======== Data to process ========

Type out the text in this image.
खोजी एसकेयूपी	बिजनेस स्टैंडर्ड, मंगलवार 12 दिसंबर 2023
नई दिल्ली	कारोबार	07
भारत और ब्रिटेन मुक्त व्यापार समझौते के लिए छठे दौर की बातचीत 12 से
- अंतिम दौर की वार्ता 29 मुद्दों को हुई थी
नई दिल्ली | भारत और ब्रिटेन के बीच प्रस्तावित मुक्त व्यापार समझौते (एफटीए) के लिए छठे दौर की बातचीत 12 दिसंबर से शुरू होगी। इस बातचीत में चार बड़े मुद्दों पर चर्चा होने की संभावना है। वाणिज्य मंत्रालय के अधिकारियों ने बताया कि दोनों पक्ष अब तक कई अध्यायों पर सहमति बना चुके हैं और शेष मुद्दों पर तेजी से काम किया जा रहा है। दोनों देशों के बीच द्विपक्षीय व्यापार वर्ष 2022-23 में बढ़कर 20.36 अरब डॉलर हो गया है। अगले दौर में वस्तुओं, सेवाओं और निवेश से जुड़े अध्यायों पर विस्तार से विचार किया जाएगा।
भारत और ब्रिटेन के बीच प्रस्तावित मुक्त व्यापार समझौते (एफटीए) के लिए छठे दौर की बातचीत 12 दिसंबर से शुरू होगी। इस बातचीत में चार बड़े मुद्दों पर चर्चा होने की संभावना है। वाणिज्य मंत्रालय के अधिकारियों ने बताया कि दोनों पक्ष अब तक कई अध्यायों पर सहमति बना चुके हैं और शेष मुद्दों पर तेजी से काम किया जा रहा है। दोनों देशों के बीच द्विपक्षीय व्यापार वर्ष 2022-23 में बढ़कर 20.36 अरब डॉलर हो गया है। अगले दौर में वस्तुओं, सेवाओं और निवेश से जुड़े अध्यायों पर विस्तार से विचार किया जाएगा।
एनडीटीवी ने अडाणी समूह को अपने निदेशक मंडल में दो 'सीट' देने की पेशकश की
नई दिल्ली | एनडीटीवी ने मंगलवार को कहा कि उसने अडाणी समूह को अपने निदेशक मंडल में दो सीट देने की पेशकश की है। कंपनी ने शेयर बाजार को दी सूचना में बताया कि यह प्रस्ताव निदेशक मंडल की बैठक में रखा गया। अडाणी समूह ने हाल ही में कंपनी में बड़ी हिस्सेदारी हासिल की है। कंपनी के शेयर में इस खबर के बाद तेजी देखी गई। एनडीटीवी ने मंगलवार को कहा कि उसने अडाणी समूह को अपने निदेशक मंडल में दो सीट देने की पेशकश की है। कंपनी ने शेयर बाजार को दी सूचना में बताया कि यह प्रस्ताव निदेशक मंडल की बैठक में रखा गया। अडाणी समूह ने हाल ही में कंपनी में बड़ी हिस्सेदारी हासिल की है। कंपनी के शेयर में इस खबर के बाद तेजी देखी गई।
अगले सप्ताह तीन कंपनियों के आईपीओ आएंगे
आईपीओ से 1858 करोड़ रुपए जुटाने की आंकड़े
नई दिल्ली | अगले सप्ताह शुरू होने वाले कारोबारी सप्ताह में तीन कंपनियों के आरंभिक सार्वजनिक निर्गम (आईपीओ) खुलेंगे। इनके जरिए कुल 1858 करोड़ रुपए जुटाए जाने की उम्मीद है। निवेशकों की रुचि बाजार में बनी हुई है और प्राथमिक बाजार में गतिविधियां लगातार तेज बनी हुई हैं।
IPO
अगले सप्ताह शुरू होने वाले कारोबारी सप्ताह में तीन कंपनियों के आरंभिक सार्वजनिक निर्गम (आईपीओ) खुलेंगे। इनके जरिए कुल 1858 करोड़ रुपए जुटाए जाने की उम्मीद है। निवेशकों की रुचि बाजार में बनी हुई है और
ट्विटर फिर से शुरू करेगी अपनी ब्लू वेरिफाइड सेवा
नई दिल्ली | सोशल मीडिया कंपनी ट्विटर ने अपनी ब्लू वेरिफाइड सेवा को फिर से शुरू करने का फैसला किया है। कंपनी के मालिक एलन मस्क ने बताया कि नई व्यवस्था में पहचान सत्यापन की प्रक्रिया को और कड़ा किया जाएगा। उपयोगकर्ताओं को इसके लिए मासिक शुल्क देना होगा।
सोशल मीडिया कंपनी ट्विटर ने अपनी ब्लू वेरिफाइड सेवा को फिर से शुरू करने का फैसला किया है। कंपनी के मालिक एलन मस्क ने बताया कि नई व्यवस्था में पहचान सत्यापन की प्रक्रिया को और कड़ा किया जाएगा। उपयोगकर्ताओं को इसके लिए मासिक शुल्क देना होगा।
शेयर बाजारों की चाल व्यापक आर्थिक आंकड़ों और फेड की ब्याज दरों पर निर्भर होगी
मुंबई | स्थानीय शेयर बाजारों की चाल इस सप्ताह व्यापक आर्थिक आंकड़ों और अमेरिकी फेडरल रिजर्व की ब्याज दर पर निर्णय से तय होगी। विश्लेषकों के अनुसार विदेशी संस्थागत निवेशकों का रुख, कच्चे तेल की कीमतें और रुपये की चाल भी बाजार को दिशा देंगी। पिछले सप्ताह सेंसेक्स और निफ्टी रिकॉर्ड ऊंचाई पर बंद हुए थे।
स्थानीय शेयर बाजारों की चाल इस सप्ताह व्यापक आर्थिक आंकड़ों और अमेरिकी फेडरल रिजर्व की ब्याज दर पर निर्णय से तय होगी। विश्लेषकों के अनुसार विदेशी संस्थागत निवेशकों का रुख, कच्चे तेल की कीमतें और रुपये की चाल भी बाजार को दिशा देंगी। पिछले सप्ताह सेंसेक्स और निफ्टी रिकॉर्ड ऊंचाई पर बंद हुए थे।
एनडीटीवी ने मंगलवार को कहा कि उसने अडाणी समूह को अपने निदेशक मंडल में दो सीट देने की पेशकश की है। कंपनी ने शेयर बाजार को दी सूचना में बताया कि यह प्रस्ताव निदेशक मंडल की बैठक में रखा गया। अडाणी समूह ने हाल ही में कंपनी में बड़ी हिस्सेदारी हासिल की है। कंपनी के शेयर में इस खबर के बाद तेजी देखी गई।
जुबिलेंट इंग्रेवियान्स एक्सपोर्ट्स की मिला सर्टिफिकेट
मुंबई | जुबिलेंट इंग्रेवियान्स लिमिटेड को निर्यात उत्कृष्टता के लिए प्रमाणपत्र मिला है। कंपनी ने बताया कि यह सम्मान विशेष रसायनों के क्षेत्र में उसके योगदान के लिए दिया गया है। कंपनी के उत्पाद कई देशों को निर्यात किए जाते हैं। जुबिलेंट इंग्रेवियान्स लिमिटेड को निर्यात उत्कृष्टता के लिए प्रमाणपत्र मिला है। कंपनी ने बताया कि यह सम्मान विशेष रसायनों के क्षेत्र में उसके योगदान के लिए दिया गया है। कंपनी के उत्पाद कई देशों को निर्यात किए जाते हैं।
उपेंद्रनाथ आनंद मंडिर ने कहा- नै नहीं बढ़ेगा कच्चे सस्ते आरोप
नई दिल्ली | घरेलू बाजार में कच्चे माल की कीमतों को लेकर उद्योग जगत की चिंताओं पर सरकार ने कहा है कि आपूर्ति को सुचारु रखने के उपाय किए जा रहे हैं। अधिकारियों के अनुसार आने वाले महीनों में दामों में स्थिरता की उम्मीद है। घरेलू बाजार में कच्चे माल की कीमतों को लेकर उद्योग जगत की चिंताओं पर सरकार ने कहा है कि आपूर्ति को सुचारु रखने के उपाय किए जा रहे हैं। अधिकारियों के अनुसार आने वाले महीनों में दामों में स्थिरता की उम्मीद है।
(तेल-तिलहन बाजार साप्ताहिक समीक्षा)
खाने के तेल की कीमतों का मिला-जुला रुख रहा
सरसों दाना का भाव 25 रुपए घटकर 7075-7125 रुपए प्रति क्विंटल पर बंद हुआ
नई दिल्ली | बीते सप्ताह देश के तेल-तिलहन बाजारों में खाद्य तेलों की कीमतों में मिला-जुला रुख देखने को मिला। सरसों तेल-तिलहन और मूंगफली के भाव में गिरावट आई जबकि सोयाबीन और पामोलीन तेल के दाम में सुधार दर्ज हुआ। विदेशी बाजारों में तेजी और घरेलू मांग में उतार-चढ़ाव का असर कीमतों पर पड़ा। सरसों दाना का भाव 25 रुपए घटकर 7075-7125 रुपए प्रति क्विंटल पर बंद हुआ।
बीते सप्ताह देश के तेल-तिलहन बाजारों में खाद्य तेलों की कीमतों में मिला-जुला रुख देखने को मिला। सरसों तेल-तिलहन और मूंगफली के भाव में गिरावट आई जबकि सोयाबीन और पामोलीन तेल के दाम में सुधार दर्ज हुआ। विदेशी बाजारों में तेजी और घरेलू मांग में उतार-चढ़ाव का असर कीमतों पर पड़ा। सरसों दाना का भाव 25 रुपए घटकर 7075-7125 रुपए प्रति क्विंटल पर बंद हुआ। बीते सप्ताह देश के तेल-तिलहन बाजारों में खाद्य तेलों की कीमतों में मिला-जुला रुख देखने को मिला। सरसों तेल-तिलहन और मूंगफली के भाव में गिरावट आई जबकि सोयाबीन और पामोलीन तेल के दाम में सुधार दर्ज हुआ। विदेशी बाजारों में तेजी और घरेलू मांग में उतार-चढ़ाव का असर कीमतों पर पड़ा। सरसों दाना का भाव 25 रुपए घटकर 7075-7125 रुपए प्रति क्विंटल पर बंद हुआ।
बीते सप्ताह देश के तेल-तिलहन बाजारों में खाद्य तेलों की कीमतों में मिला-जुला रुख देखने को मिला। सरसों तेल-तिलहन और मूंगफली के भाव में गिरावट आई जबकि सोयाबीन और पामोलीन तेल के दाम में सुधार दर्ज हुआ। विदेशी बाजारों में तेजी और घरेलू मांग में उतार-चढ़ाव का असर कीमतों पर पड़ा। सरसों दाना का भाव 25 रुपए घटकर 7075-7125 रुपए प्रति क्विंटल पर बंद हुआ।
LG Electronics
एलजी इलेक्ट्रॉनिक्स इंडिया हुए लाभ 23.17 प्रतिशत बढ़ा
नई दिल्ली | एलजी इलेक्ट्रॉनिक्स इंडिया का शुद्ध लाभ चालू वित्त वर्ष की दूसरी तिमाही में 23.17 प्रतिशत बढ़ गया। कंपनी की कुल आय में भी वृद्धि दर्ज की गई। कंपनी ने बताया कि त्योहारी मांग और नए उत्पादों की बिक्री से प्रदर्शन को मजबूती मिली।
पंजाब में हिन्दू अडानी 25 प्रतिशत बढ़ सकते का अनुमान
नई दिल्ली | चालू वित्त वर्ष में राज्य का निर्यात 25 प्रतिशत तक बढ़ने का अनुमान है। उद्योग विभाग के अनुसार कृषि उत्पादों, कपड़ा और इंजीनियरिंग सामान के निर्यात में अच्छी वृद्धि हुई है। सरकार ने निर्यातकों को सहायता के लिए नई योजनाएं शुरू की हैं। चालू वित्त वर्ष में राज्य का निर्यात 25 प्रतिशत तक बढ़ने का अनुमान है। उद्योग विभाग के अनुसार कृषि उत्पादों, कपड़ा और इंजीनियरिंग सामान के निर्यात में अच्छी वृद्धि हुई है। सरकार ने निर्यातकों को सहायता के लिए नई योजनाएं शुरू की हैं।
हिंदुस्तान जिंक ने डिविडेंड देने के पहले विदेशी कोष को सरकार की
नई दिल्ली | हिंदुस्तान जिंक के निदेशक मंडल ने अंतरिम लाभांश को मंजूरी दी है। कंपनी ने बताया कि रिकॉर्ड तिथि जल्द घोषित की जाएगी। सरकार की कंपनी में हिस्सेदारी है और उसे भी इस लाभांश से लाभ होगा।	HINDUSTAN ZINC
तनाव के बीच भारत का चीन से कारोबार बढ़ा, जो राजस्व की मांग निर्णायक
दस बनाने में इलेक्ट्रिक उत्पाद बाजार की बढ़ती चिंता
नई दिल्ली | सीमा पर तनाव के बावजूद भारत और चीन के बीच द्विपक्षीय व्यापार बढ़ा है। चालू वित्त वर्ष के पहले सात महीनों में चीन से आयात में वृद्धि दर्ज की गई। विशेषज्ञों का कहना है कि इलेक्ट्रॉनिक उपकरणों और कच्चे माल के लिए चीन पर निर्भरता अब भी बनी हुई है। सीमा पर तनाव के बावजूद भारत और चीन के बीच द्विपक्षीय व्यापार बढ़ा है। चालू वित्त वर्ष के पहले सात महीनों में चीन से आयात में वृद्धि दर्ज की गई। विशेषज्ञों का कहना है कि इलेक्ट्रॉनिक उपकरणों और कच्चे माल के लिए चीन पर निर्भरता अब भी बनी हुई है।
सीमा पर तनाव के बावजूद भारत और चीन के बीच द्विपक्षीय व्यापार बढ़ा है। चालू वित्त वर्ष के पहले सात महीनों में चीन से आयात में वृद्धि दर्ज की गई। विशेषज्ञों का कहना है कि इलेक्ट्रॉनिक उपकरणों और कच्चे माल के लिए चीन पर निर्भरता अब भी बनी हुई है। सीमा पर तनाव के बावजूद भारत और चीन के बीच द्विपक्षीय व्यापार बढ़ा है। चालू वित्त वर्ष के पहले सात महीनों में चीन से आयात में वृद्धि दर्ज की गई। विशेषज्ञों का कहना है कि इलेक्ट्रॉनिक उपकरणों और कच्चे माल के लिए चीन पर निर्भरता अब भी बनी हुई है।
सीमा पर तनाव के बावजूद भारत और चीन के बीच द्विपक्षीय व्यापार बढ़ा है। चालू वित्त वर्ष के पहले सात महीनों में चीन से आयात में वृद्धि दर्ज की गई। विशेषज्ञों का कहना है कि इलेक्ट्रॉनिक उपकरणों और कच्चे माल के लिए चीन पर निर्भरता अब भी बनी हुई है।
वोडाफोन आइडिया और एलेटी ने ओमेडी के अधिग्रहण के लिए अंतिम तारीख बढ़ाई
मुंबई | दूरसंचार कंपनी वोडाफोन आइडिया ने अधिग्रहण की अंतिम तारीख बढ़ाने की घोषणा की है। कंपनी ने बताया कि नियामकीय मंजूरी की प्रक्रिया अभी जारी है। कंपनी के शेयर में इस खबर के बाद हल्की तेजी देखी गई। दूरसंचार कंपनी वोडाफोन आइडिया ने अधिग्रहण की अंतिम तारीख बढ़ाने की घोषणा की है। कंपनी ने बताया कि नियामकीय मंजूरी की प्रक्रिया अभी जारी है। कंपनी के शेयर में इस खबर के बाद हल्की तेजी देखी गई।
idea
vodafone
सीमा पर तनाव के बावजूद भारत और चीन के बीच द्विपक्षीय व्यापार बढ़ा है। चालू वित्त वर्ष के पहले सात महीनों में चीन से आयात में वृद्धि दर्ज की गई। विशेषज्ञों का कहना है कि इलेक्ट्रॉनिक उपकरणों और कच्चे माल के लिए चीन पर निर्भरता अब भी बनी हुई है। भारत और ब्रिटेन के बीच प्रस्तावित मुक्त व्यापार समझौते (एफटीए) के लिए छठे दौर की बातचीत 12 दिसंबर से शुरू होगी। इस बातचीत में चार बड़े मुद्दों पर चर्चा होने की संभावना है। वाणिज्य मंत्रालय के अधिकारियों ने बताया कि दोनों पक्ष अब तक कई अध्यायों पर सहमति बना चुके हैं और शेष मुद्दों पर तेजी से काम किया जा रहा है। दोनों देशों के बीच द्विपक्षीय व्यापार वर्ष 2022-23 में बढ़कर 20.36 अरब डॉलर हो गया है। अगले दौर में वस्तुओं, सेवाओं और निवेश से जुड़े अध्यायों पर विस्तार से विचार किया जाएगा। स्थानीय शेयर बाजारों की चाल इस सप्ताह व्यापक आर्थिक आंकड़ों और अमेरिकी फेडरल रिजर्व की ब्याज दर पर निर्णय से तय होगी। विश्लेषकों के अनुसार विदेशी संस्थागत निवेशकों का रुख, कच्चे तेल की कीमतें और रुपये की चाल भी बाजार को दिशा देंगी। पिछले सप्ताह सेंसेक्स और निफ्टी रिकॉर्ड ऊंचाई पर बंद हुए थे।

========

**Work to do:** Look through the data and gather every line with the string "घटकर" in it.

**Final result:**
सरसों दाना का भाव 25 रुपए घटकर 7075-7125 रुपए प्रति क्विंटल पर बंद हुआ
नई दिल्ली | बीते सप्ताह देश के तेल-तिलहन बाजारों में खाद्य तेलों की कीमतों में मिला-जुला रुख देखने को मिला। सरसों तेल-तिलहन और मूंगफली के भाव में गिरावट आई जबकि सोयाबीन और पामोलीन तेल के दाम में सुधार दर्ज हुआ। विदेशी बाजारों में तेजी और घरेलू मांग में उतार-चढ़ाव का असर कीमतों पर पड़ा। सरसों दाना का भाव 25 रुपए घटकर 7075-7125 रुपए प्रति क्विंटल पर बंद हुआ।
बीते सप्ताह देश के तेल-तिलहन बाजारों में खाद्य तेलों की कीमतों में मिला-जुला रुख देखने को मिला। सरसों तेल-तिलहन और मूंगफली के भाव में गिरावट आई जबकि सोयाबीन और पामोलीन तेल के दाम में सुधार दर्ज हुआ। विदेशी बाजारों में तेजी और घरेलू मांग में उतार-चढ़ाव का असर कीमतों पर पड़ा। सरसों दाना का भाव 25 रुपए घटकर 7075-7125 रुपए प्रति क्विंटल पर बंद हुआ। बीते सप्ताह देश के तेल-तिलहन बाजारों में खाद्य तेलों की कीमतों में मिला-जुला रुख देखने को मिला। सरसों तेल-तिलहन और मूंगफली के भाव में गिरावट आई जबकि सोयाबीन और पामोलीन तेल के दाम में सुधार दर्ज हुआ। विदेशी बाजारों में तेजी और घरेलू मांग में उतार-चढ़ाव का असर कीमतों पर पड़ा। सरसों दाना का भाव 25 रुपए घटकर 7075-7125 रुपए प्रति क्विंटल पर बंद हुआ।
बीते सप्ताह देश के तेल-तिलहन बाजारों में खाद्य तेलों की कीमतों में मिला-जुला रुख देखने को मिला। सरसों तेल-तिलहन और मूंगफली के भाव में गिरावट आई जबकि सोयाबीन और पामोलीन तेल के दाम में सुधार दर्ज हुआ। विदेशी बाजारों में तेजी और घरेलू मांग में उतार-चढ़ाव का असर कीमतों पर पड़ा। सरसों दाना का भाव 25 रुपए घटकर 7075-7125 रुपए प्रति क्विंटल पर बंद हुआ।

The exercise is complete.